***** MATERIAL SUPPLIED *****

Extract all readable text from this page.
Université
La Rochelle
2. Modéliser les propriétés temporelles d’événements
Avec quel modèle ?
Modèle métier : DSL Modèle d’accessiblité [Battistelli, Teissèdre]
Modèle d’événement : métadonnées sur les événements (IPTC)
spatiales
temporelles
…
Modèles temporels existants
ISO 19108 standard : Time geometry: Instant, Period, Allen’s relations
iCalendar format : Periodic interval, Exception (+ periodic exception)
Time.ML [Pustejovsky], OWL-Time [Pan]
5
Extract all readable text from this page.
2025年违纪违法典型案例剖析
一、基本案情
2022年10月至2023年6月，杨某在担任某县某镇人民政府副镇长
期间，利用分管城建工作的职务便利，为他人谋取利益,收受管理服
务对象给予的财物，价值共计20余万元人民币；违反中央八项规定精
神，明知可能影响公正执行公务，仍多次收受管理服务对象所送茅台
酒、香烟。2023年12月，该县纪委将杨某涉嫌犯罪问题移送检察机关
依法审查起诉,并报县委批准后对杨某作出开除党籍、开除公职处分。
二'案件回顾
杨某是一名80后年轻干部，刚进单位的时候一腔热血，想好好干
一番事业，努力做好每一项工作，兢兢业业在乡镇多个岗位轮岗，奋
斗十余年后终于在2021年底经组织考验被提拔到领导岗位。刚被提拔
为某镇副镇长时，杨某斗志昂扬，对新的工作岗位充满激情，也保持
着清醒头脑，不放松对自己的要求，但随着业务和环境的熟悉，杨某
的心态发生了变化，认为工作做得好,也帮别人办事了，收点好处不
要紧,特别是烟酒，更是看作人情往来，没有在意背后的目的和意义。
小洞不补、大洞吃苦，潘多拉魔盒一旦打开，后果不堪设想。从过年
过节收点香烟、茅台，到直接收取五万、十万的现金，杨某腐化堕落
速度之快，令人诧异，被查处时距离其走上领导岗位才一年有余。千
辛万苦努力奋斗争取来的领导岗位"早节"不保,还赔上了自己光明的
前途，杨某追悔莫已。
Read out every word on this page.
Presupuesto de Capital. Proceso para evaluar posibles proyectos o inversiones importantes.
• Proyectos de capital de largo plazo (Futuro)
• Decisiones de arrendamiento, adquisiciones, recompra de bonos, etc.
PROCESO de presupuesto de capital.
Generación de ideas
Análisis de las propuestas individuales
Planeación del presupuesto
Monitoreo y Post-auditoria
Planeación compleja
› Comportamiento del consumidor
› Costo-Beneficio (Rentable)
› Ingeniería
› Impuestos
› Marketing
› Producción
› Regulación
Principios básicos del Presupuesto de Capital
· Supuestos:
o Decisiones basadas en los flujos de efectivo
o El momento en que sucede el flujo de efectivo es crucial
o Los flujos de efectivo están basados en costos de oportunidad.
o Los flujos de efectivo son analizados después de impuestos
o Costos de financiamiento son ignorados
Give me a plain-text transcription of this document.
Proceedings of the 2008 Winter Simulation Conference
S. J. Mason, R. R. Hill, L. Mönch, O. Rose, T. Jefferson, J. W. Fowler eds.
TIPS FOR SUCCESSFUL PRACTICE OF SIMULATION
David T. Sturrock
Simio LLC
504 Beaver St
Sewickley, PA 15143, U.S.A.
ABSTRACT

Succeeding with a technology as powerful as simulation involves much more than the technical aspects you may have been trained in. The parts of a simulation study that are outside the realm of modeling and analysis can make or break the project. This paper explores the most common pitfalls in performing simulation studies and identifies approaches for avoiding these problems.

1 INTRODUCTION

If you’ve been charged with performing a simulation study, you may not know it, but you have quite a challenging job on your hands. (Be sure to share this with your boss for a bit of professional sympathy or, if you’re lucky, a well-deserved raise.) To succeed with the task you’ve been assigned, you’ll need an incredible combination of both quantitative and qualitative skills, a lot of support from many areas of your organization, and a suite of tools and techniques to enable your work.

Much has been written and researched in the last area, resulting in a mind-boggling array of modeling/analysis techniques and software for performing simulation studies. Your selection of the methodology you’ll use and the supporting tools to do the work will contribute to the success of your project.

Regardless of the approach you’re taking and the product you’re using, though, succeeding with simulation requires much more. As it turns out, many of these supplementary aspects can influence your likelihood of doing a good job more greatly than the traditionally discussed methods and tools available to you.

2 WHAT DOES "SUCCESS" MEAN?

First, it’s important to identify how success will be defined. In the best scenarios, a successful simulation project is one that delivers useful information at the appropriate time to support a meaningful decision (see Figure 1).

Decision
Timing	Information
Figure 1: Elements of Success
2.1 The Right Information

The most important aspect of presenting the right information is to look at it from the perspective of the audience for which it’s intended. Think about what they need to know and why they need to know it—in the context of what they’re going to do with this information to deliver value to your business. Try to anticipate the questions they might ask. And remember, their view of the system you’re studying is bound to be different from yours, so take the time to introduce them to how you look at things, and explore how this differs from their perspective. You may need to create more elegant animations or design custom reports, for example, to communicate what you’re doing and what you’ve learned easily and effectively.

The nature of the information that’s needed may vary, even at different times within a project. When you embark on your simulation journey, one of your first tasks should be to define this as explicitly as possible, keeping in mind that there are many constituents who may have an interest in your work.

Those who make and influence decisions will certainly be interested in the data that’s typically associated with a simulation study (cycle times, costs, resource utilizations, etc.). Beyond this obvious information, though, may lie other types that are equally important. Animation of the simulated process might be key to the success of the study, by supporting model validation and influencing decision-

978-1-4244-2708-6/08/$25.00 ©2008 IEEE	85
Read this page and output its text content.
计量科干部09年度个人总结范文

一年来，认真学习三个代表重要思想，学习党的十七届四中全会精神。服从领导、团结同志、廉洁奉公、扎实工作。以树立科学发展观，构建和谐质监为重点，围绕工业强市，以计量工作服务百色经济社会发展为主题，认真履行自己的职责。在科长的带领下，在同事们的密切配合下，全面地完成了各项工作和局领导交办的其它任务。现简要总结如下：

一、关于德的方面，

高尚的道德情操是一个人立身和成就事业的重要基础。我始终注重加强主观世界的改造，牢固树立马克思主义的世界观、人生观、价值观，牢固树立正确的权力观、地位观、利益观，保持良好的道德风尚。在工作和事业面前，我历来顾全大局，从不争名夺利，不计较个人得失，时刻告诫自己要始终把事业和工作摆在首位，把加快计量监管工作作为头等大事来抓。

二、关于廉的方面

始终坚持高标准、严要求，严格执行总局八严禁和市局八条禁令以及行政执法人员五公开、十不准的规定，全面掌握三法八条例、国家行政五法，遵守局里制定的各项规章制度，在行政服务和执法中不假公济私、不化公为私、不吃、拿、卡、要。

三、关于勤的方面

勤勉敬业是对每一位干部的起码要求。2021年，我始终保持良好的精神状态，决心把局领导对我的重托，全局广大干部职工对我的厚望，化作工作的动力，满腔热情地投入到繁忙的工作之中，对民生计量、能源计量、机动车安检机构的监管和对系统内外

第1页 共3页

*****

Find every line in the records that contains the word "have"; copy those lines.

• **FINISHED EXERCISE**:
Succeeding with a technology as powerful as simulation involves much more than the technical aspects you may have been trained in. The parts of a simulation study that are outside the realm of modeling and analysis can make or break the project. This paper explores the most common pitfalls in performing simulation studies and identifies approaches for avoiding these problems.
If you’ve been charged with performing a simulation study, you may not know it, but you have quite a challenging job on your hands. (Be sure to share this with your boss for a bit of professional sympathy or, if you’re lucky, a well-deserved raise.) To succeed with the task you’ve been assigned, you’ll need an incredible combination of both quantitative and qualitative skills, a lot of support from many areas of your organization, and a suite of tools and techniques to enable your work.
The nature of the information that’s needed may vary, even at different times within a project. When you embark on your simulation journey, one of your first tasks should be to define this as explicitly as possible, keeping in mind that there are many constituents who may have an interest in your work.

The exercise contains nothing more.